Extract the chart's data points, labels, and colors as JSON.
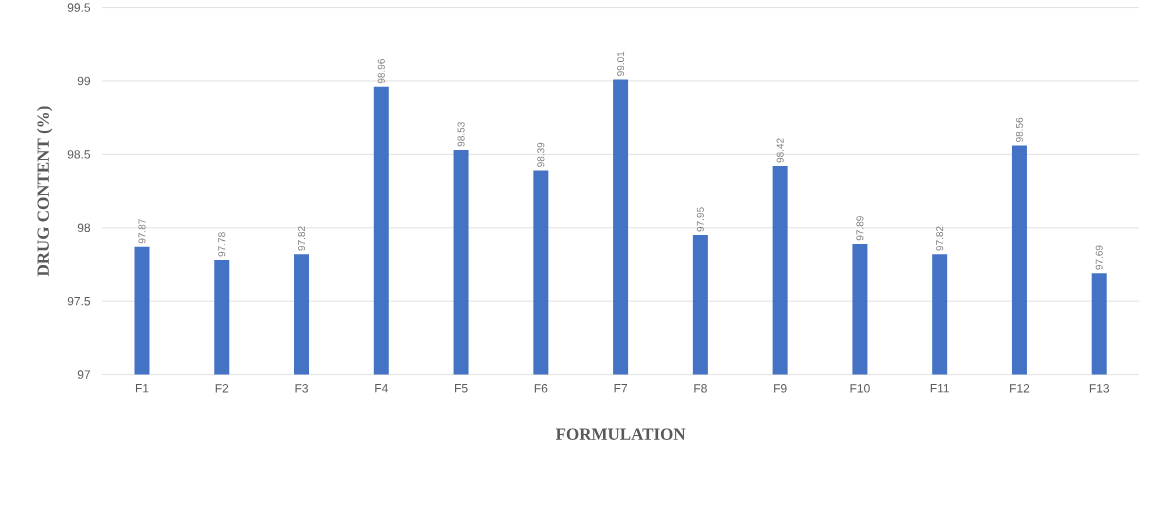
{
  "chart_data": {
    "type": "bar",
    "xlabel": "FORMULATION",
    "ylabel": "DRUG CONTENT (%)",
    "categories": [
      "F1",
      "F2",
      "F3",
      "F4",
      "F5",
      "F6",
      "F7",
      "F8",
      "F9",
      "F10",
      "F11",
      "F12",
      "F13"
    ],
    "values": [
      97.87,
      97.78,
      97.82,
      98.96,
      98.53,
      98.39,
      99.01,
      97.95,
      98.42,
      97.89,
      97.82,
      98.56,
      97.69
    ],
    "color": "#4472c4",
    "ylim": [
      97,
      99.5
    ],
    "yticks": [
      97,
      97.5,
      98,
      98.5,
      99,
      99.5
    ],
    "grid": "y",
    "data_labels": true
  }
}
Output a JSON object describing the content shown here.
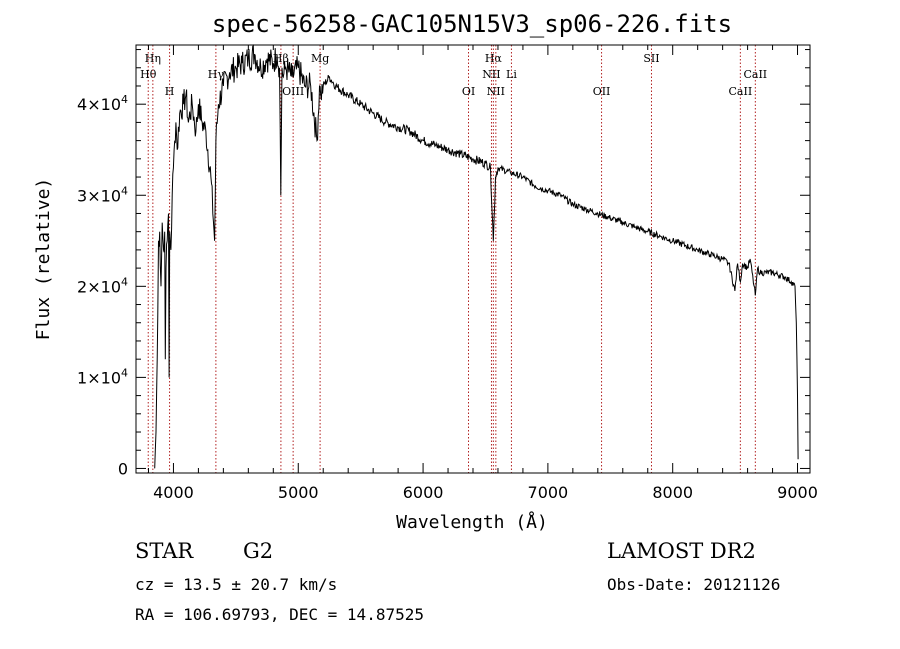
{
  "chart_data": {
    "type": "line",
    "title": "spec-56258-GAC105N15V3_sp06-226.fits",
    "xlabel": "Wavelength (Å)",
    "ylabel": "Flux (relative)",
    "xlim": [
      3700,
      9100
    ],
    "ylim": [
      -500,
      46500
    ],
    "x_ticks": [
      4000,
      5000,
      6000,
      7000,
      8000,
      9000
    ],
    "x_tick_labels": [
      "4000",
      "5000",
      "6000",
      "7000",
      "8000",
      "9000"
    ],
    "y_ticks": [
      0,
      10000,
      20000,
      30000,
      40000
    ],
    "y_tick_labels": [
      {
        "mant": "0",
        "exp": ""
      },
      {
        "mant": "1×10",
        "exp": "4"
      },
      {
        "mant": "2×10",
        "exp": "4"
      },
      {
        "mant": "3×10",
        "exp": "4"
      },
      {
        "mant": "4×10",
        "exp": "4"
      }
    ],
    "spectrum": {
      "x": [
        3850,
        3860,
        3870,
        3875,
        3880,
        3890,
        3900,
        3910,
        3920,
        3930,
        3935,
        3940,
        3950,
        3960,
        3965,
        3970,
        3980,
        3990,
        4000,
        4010,
        4020,
        4030,
        4050,
        4080,
        4100,
        4120,
        4150,
        4180,
        4200,
        4230,
        4260,
        4300,
        4330,
        4340,
        4360,
        4400,
        4450,
        4500,
        4550,
        4600,
        4650,
        4700,
        4750,
        4800,
        4830,
        4850,
        4860,
        4870,
        4880,
        4900,
        4950,
        5000,
        5050,
        5100,
        5150,
        5170,
        5180,
        5200,
        5250,
        5300,
        5400,
        5500,
        5600,
        5700,
        5800,
        5900,
        6000,
        6100,
        6200,
        6300,
        6400,
        6500,
        6540,
        6563,
        6580,
        6600,
        6700,
        6800,
        6900,
        7000,
        7100,
        7200,
        7300,
        7400,
        7500,
        7600,
        7700,
        7800,
        7900,
        8000,
        8100,
        8200,
        8300,
        8400,
        8450,
        8498,
        8520,
        8542,
        8560,
        8600,
        8620,
        8662,
        8680,
        8700,
        8800,
        8900,
        8950,
        8980,
        8990,
        9000,
        9005
      ],
      "y": [
        0,
        4000,
        12000,
        17000,
        25000,
        26000,
        20000,
        27000,
        24000,
        26000,
        12000,
        22000,
        25000,
        28000,
        10000,
        26000,
        24000,
        30000,
        33000,
        36000,
        38000,
        35000,
        39000,
        40000,
        41000,
        38000,
        40000,
        37000,
        40000,
        38000,
        37000,
        32000,
        25000,
        36000,
        40000,
        42000,
        43500,
        44000,
        44500,
        45000,
        45500,
        44000,
        45000,
        44500,
        45500,
        44000,
        30000,
        44000,
        43000,
        44000,
        43000,
        44000,
        42000,
        42000,
        36000,
        42000,
        41000,
        42000,
        43000,
        42000,
        41000,
        40000,
        39000,
        38000,
        37500,
        37000,
        36000,
        35500,
        35000,
        34500,
        34000,
        33500,
        33000,
        25000,
        32000,
        33000,
        32500,
        32000,
        31000,
        30500,
        30000,
        29000,
        28500,
        28000,
        27500,
        27000,
        26500,
        26000,
        25500,
        25000,
        24500,
        24000,
        23500,
        23000,
        22500,
        19500,
        22500,
        20500,
        22500,
        22000,
        23000,
        19000,
        22000,
        21500,
        21500,
        21000,
        20500,
        20000,
        16000,
        8000,
        1000
      ]
    },
    "lines": [
      {
        "name": "Hθ",
        "x": 3798,
        "row": 2
      },
      {
        "name": "Hη",
        "x": 3835,
        "row": 1
      },
      {
        "name": "H",
        "x": 3969,
        "row": 3
      },
      {
        "name": "Hγ",
        "x": 4340,
        "row": 2
      },
      {
        "name": "Hβ",
        "x": 4861,
        "row": 1
      },
      {
        "name": "OIII",
        "x": 4959,
        "row": 3
      },
      {
        "name": "Mg",
        "x": 5175,
        "row": 1
      },
      {
        "name": "OI",
        "x": 6364,
        "row": 3
      },
      {
        "name": "Hα",
        "x": 6563,
        "row": 1
      },
      {
        "name": "NII",
        "x": 6548,
        "row": 2
      },
      {
        "name": "NII",
        "x": 6583,
        "row": 3
      },
      {
        "name": "Li",
        "x": 6708,
        "row": 2
      },
      {
        "name": "OII",
        "x": 7430,
        "row": 3
      },
      {
        "name": "SII",
        "x": 7830,
        "row": 1
      },
      {
        "name": "CaII",
        "x": 8542,
        "row": 3
      },
      {
        "name": "CaII",
        "x": 8662,
        "row": 2
      }
    ],
    "grid": false
  },
  "footer": {
    "class": "STAR",
    "subclass": "G2",
    "survey": "LAMOST DR2",
    "cz": "cz = 13.5 ± 20.7 km/s",
    "obs_date": "Obs-Date: 20121126",
    "coords": "RA = 106.69793, DEC =  14.87525"
  },
  "colors": {
    "axis": "#000000",
    "spectrum": "#000000",
    "line_marker": "#b22222"
  }
}
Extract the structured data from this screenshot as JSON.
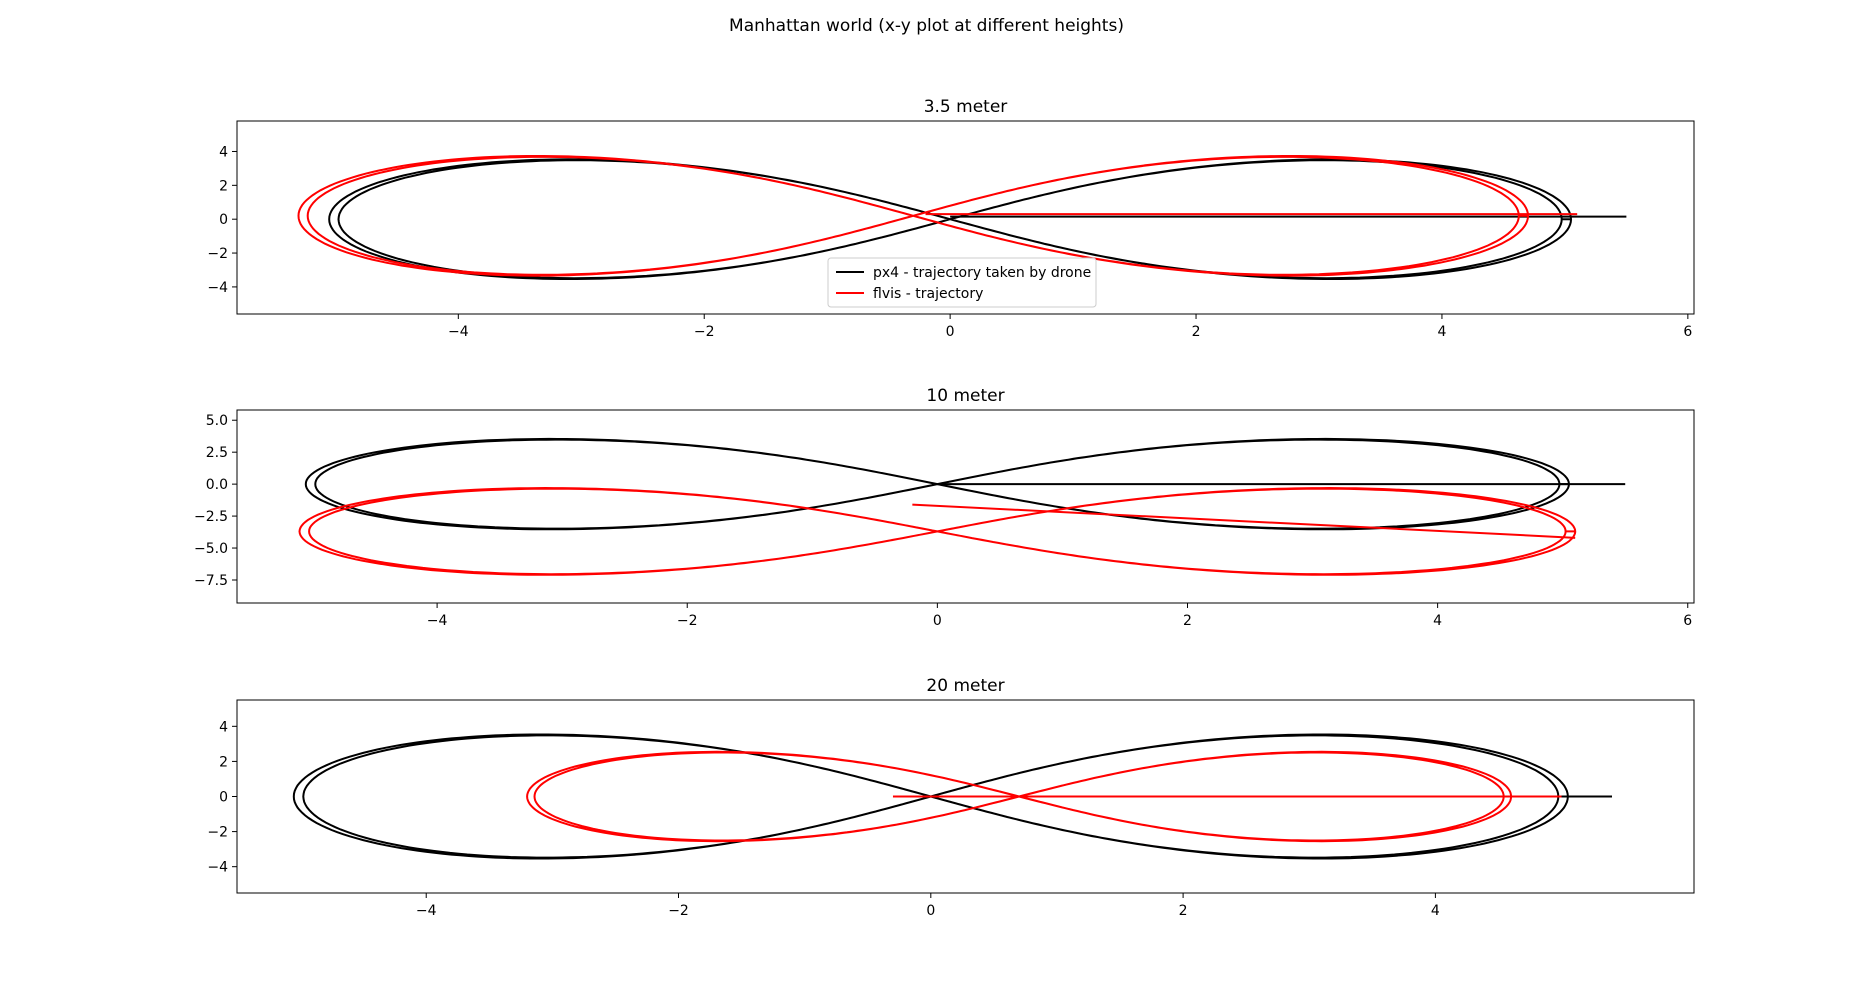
{
  "figure": {
    "title": "Manhattan world (x-y plot at different heights)"
  },
  "colors": {
    "px4": "#000000",
    "flvis": "#ff0000"
  },
  "chart_data": [
    {
      "type": "line",
      "title": "3.5 meter",
      "xlabel": "",
      "ylabel": "",
      "xlim": [
        -5.8,
        6.05
      ],
      "ylim": [
        -5.6,
        5.8
      ],
      "xticks": [
        -4,
        -2,
        0,
        2,
        4,
        6
      ],
      "yticks": [
        -4,
        -2,
        0,
        2,
        4
      ],
      "ytick_labels": [
        "−4",
        "−2",
        "0",
        "2",
        "4"
      ],
      "xtick_labels": [
        "−4",
        "−2",
        "0",
        "2",
        "4",
        "6"
      ],
      "legend": {
        "position": "lower-center",
        "entries": [
          "px4 - trajectory taken by drone",
          "flvis - trajectory"
        ]
      },
      "grid": false,
      "series": [
        {
          "name": "px4 - trajectory taken by drone",
          "color": "#000000",
          "shape": "figure-eight",
          "a": 5.05,
          "b": 5.0,
          "cx": 0.0,
          "cy": 0.0,
          "tail": {
            "from": [
              0.0,
              0.15
            ],
            "to": [
              5.5,
              0.15
            ]
          }
        },
        {
          "name": "flvis - trajectory",
          "color": "#ff0000",
          "shape": "figure-eight",
          "a": 5.0,
          "b": 5.0,
          "cx": -0.3,
          "cy": 0.2,
          "tail": {
            "from": [
              -0.2,
              0.3
            ],
            "to": [
              5.1,
              0.3
            ]
          }
        }
      ]
    },
    {
      "type": "line",
      "title": "10 meter",
      "xlabel": "",
      "ylabel": "",
      "xlim": [
        -5.6,
        6.05
      ],
      "ylim": [
        -9.3,
        5.8
      ],
      "xticks": [
        -4,
        -2,
        0,
        2,
        4,
        6
      ],
      "yticks": [
        5.0,
        2.5,
        0.0,
        -2.5,
        -5.0,
        -7.5
      ],
      "xtick_labels": [
        "−4",
        "−2",
        "0",
        "2",
        "4",
        "6"
      ],
      "ytick_labels": [
        "5.0",
        "2.5",
        "0.0",
        "−2.5",
        "−5.0",
        "−7.5"
      ],
      "grid": false,
      "series": [
        {
          "name": "px4 - trajectory taken by drone",
          "color": "#000000",
          "shape": "figure-eight",
          "a": 5.05,
          "b": 5.0,
          "cx": 0.0,
          "cy": 0.0,
          "tail": {
            "from": [
              0.0,
              0.0
            ],
            "to": [
              5.5,
              0.0
            ]
          }
        },
        {
          "name": "flvis - trajectory",
          "color": "#ff0000",
          "shape": "figure-eight",
          "a": 5.1,
          "b": 4.8,
          "cx": 0.0,
          "cy": -3.7,
          "tail": {
            "from": [
              -0.2,
              -1.6
            ],
            "to": [
              5.1,
              -4.2
            ]
          }
        }
      ]
    },
    {
      "type": "line",
      "title": "20 meter",
      "xlabel": "",
      "ylabel": "",
      "xlim": [
        -5.5,
        6.05
      ],
      "ylim": [
        -5.5,
        5.5
      ],
      "xticks": [
        -4,
        -2,
        0,
        2,
        4
      ],
      "yticks": [
        4,
        2,
        0,
        -2,
        -4
      ],
      "xtick_labels": [
        "−4",
        "−2",
        "0",
        "2",
        "4"
      ],
      "ytick_labels": [
        "4",
        "2",
        "0",
        "−2",
        "−4"
      ],
      "grid": false,
      "series": [
        {
          "name": "px4 - trajectory taken by drone",
          "color": "#000000",
          "shape": "figure-eight",
          "a": 5.05,
          "b": 5.0,
          "cx": 0.0,
          "cy": 0.0,
          "tail": {
            "from": [
              0.0,
              0.0
            ],
            "to": [
              5.4,
              0.0
            ]
          }
        },
        {
          "name": "flvis - trajectory",
          "color": "#ff0000",
          "shape": "figure-eight",
          "a": 3.9,
          "b": 3.6,
          "cx": 0.7,
          "cy": 0.0,
          "tail": {
            "from": [
              -0.3,
              0.0
            ],
            "to": [
              5.0,
              0.0
            ]
          }
        }
      ]
    }
  ]
}
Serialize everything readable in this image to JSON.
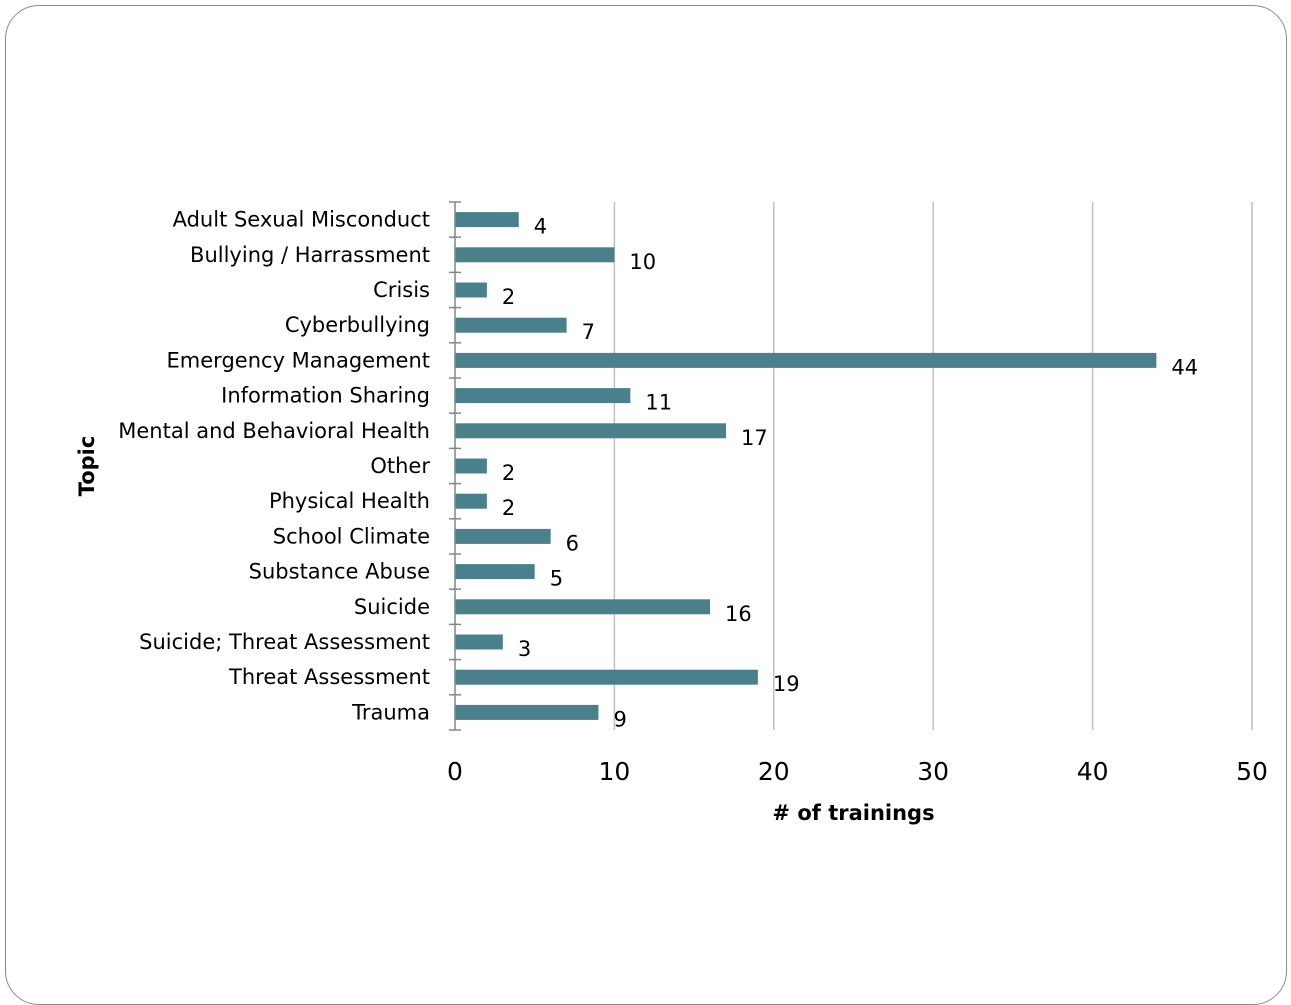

^^^^^^^^

▸ **Problem to work on**: Filter for "Extract". Return all lines that hold it.

▸ **Written solution**:
Extract the chart's data points, labels, and colors as JSON.
Extract the structured data from this screenshot as JSON.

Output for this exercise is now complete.